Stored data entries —
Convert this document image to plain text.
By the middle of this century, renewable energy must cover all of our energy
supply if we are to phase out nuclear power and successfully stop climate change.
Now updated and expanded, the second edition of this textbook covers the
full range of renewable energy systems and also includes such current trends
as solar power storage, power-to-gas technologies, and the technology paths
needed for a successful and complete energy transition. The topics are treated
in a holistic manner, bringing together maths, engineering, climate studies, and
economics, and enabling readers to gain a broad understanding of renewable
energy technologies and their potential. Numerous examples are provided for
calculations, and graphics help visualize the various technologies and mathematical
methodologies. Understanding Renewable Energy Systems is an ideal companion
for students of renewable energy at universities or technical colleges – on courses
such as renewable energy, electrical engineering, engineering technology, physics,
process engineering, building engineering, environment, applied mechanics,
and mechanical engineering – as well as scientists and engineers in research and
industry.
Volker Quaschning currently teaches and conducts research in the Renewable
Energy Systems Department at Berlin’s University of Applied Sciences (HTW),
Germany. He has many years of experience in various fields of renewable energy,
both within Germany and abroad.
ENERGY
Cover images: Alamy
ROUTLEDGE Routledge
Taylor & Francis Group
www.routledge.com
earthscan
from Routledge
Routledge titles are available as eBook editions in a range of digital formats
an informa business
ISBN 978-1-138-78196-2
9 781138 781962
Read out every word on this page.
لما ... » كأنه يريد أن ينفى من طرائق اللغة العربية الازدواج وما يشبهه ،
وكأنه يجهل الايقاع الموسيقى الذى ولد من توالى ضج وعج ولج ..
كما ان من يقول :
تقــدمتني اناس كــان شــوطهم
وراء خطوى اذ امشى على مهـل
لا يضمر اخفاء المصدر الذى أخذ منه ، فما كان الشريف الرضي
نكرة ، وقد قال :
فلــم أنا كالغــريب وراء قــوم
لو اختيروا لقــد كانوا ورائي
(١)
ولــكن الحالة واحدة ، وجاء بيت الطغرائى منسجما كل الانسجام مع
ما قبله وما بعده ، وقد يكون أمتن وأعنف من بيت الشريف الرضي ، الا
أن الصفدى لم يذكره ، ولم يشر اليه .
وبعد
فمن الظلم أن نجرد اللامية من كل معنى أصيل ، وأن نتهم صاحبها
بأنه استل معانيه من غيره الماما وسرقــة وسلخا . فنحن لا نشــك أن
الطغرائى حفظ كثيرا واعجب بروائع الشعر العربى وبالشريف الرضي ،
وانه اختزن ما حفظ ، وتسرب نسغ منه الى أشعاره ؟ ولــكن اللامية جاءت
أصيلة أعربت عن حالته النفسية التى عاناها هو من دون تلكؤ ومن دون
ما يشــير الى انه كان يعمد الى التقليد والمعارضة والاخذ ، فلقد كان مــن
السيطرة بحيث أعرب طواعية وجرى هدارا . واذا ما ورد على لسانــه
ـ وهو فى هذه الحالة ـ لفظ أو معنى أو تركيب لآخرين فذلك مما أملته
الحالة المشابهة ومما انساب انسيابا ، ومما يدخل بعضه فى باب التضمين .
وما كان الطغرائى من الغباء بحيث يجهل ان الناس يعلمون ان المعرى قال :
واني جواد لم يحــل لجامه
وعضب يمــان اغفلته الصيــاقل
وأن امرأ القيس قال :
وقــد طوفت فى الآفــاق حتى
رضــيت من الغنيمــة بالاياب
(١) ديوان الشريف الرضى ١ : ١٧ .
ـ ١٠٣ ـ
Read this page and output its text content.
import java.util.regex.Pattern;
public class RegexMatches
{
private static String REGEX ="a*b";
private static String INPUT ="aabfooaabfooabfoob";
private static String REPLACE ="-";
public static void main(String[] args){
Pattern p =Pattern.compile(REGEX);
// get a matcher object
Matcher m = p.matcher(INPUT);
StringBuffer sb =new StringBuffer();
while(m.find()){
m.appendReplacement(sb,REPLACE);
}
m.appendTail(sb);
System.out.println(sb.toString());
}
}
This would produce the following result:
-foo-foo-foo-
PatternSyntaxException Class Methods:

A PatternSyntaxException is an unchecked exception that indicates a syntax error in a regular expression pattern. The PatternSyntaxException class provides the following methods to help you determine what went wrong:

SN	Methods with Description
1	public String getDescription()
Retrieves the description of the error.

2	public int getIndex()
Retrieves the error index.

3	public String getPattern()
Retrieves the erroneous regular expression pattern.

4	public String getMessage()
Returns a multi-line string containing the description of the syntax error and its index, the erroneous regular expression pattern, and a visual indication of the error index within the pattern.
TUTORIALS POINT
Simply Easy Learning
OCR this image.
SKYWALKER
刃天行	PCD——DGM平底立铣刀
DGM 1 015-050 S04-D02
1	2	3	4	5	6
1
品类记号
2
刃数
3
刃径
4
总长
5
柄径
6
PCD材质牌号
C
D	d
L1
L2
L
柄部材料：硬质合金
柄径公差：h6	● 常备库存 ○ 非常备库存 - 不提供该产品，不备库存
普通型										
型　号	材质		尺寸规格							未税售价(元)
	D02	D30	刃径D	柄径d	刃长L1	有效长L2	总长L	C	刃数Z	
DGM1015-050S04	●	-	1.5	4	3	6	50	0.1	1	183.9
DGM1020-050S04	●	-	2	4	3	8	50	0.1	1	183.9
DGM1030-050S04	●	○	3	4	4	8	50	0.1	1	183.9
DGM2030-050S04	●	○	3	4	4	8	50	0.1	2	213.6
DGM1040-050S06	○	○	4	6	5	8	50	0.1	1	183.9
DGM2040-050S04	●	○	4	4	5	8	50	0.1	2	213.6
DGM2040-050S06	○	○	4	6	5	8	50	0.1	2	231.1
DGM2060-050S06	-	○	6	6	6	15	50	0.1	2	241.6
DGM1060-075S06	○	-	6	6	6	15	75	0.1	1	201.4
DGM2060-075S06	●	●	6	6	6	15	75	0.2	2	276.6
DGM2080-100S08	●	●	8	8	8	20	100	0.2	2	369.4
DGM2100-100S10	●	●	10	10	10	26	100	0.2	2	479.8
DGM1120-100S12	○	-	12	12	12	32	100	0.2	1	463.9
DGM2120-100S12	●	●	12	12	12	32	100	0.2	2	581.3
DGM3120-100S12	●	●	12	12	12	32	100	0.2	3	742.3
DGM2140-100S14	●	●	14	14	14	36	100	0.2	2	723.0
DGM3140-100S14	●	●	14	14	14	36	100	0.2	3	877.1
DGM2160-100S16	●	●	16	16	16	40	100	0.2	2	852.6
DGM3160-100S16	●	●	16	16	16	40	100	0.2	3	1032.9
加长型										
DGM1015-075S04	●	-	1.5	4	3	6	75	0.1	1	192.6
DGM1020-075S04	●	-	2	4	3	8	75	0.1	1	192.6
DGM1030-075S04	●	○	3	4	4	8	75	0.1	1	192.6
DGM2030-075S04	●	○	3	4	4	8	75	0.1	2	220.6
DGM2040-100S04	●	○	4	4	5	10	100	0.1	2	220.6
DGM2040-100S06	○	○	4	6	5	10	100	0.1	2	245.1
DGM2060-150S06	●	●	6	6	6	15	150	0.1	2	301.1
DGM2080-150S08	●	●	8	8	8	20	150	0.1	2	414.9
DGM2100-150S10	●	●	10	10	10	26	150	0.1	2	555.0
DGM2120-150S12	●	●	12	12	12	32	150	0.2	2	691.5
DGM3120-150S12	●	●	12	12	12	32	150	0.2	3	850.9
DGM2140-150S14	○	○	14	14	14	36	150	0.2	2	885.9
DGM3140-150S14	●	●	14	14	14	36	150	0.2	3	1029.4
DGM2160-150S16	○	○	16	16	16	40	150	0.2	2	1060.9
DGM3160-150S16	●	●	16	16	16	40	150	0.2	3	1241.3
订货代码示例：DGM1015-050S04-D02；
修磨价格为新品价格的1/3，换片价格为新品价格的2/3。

SHORT PROBLEM — What is the number of lines that hold the string "page"? Reply with that number alone.

ANSWER TO THIS EXERCISE — 2